● Exercise aim: Write the material out again in full, word for word. Do not include the pictures.

━━━ Exercise input ━━━

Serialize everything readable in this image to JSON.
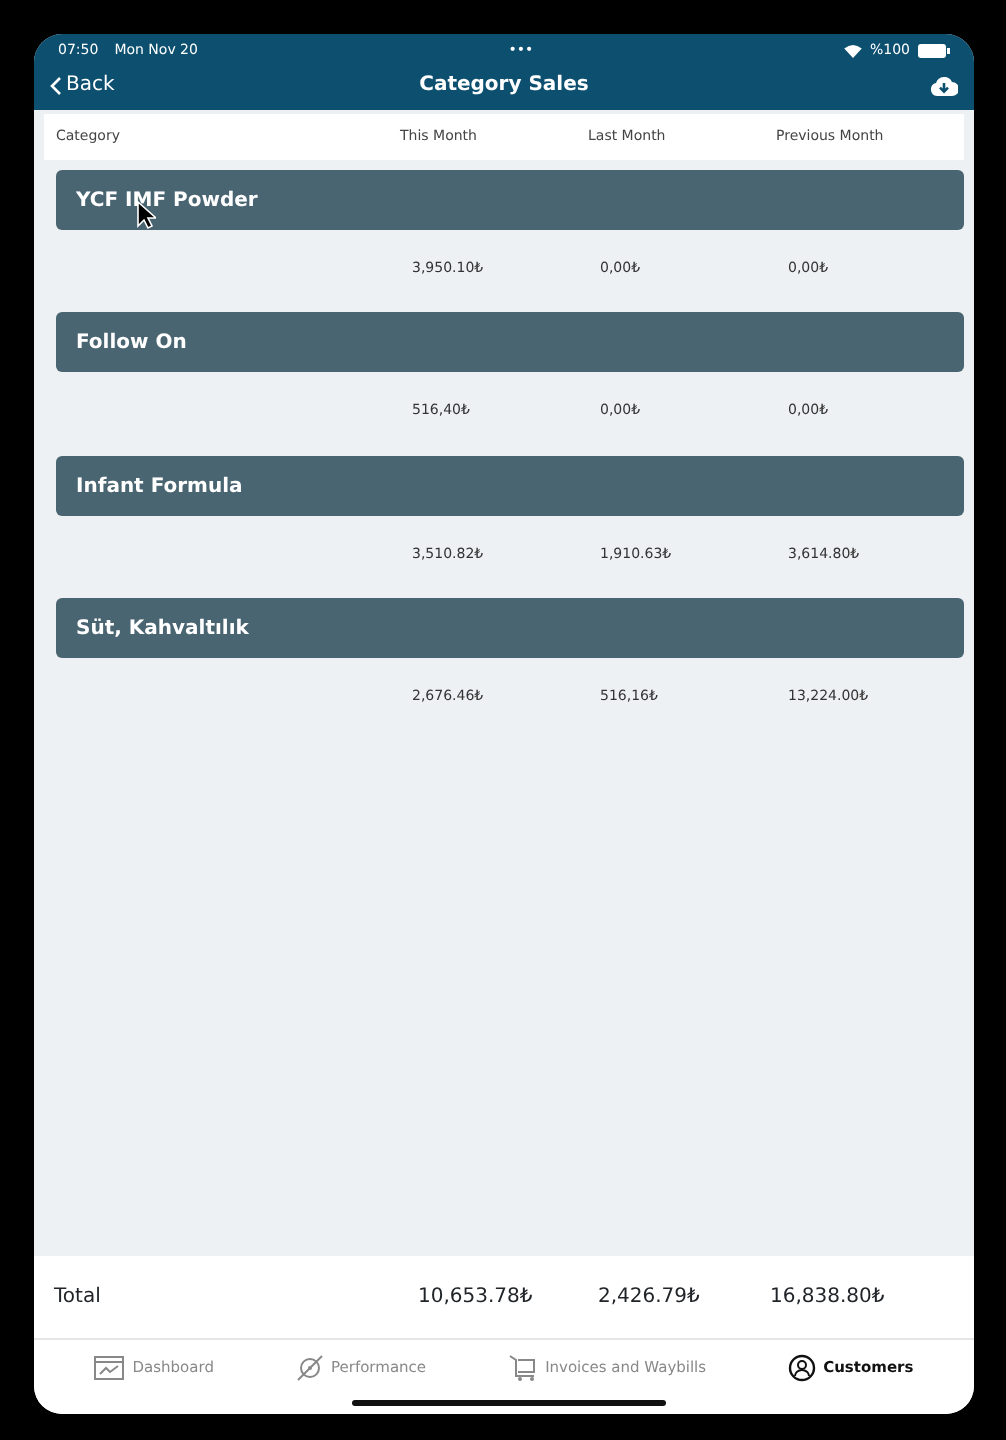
{
  "status_bar": {
    "time": "07:50",
    "date": "Mon Nov 20",
    "dots": "•••",
    "battery": "%100"
  },
  "nav_bar": {
    "back": "Back",
    "title": "Category Sales"
  },
  "columns": [
    "Category",
    "This Month",
    "Last Month",
    "Previous Month"
  ],
  "categories": [
    {
      "name": "YCF IMF Powder",
      "values": [
        "3,950.10₺",
        "0,00₺",
        "0,00₺"
      ]
    },
    {
      "name": "Follow On",
      "values": [
        "516,40₺",
        "0,00₺",
        "0,00₺"
      ]
    },
    {
      "name": "Infant Formula",
      "values": [
        "3,510.82₺",
        "1,910.63₺",
        "3,614.80₺"
      ]
    },
    {
      "name": "Süt, Kahvaltılık",
      "values": [
        "2,676.46₺",
        "516,16₺",
        "13,224.00₺"
      ]
    }
  ],
  "total": {
    "label": "Total",
    "values": [
      "10,653.78₺",
      "2,426.79₺",
      "16,838.80₺"
    ]
  },
  "tab_bar": [
    {
      "label": "Dashboard",
      "kind": "dashboard",
      "selected": false
    },
    {
      "label": "Performance",
      "kind": "performance",
      "selected": false
    },
    {
      "label": "Invoices and Waybills",
      "kind": "invoices",
      "selected": false
    },
    {
      "label": "Customers",
      "kind": "customers",
      "selected": true
    }
  ]
}
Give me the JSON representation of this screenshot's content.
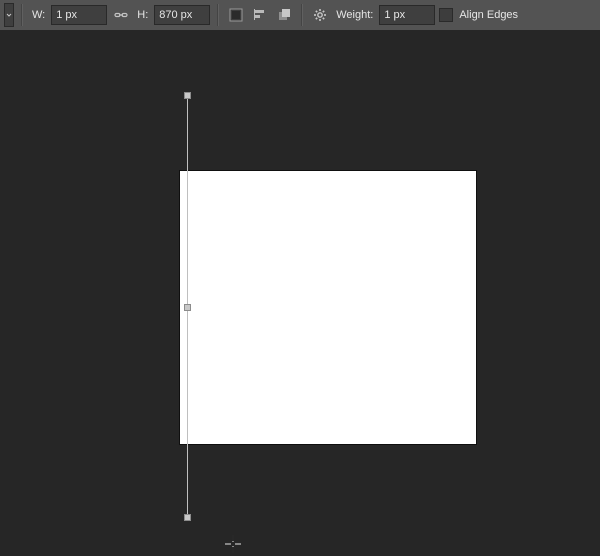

━━━

● Reply to the task:
Serialize everything readable in this image to JSON.
{
  "status_bar": {
    "time": "07:50",
    "date": "Mon Nov 20",
    "dots": "•••",
    "battery": "%100"
  },
  "nav_bar": {
    "back": "Back",
    "title": "Category Sales"
  },
  "columns": [
    "Category",
    "This Month",
    "Last Month",
    "Previous Month"
  ],
  "categories": [
    {
      "name": "YCF IMF Powder",
      "values": [
        "3,950.10₺",
        "0,00₺",
        "0,00₺"
      ]
    },
    {
      "name": "Follow On",
      "values": [
        "516,40₺",
        "0,00₺",
        "0,00₺"
      ]
    },
    {
      "name": "Infant Formula",
      "values": [
        "3,510.82₺",
        "1,910.63₺",
        "3,614.80₺"
      ]
    },
    {
      "name": "Süt, Kahvaltılık",
      "values": [
        "2,676.46₺",
        "516,16₺",
        "13,224.00₺"
      ]
    }
  ],
  "total": {
    "label": "Total",
    "values": [
      "10,653.78₺",
      "2,426.79₺",
      "16,838.80₺"
    ]
  },
  "tab_bar": [
    {
      "label": "Dashboard",
      "kind": "dashboard",
      "selected": false
    },
    {
      "label": "Performance",
      "kind": "performance",
      "selected": false
    },
    {
      "label": "Invoices and Waybills",
      "kind": "invoices",
      "selected": false
    },
    {
      "label": "Customers",
      "kind": "customers",
      "selected": true
    }
  ]
}
Give me the JSON representation of this screenshot's content.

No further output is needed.